▸ Excerpts from a figure dataset
☆ ☆ ☆ ☆ ☆ ☆ ☆

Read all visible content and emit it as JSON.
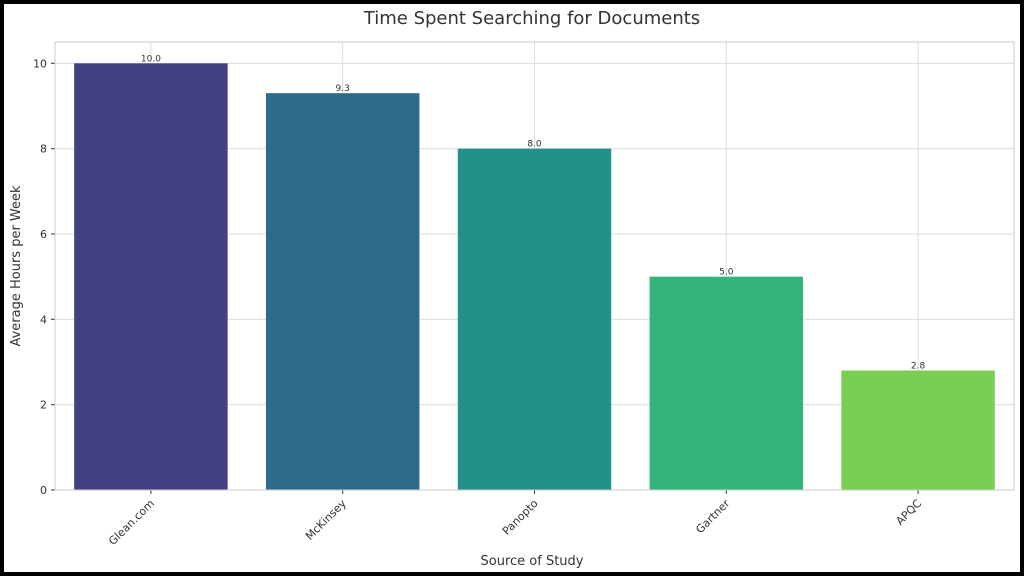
{
  "chart_data": {
    "type": "bar",
    "title": "Time Spent Searching for Documents",
    "xlabel": "Source of Study",
    "ylabel": "Average Hours per Week",
    "categories": [
      "Glean.com",
      "McKinsey",
      "Panopto",
      "Gartner",
      "APQC"
    ],
    "values": [
      10.0,
      9.3,
      8.0,
      5.0,
      2.8
    ],
    "value_labels": [
      "10.0",
      "9.3",
      "8.0",
      "5.0",
      "2.8"
    ],
    "colors": [
      "#423f83",
      "#2e6a8b",
      "#22918a",
      "#33b47b",
      "#78cf53"
    ],
    "ylim": [
      0,
      10.5
    ],
    "yticks": [
      0,
      2,
      4,
      6,
      8,
      10
    ],
    "grid": true,
    "legend": "none"
  }
}
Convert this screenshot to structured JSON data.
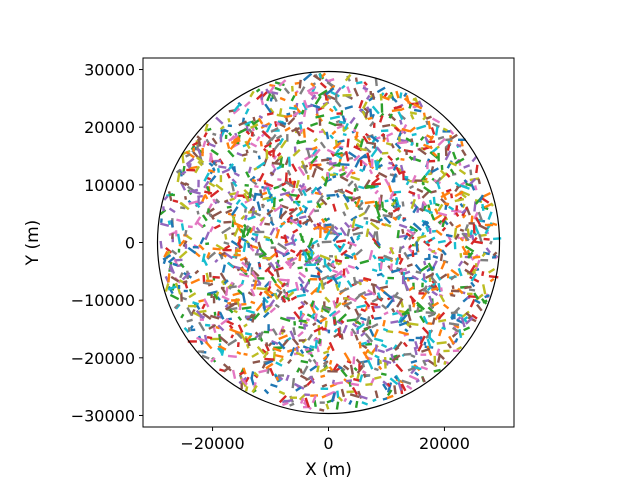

☆ ☆ ☆ ☆ ☆ ☆ ☆

In the listing above, locate each line with "JSON" and copy it.

Read all visible content and emit it as JSON.
Convert this screenshot to structured JSON data.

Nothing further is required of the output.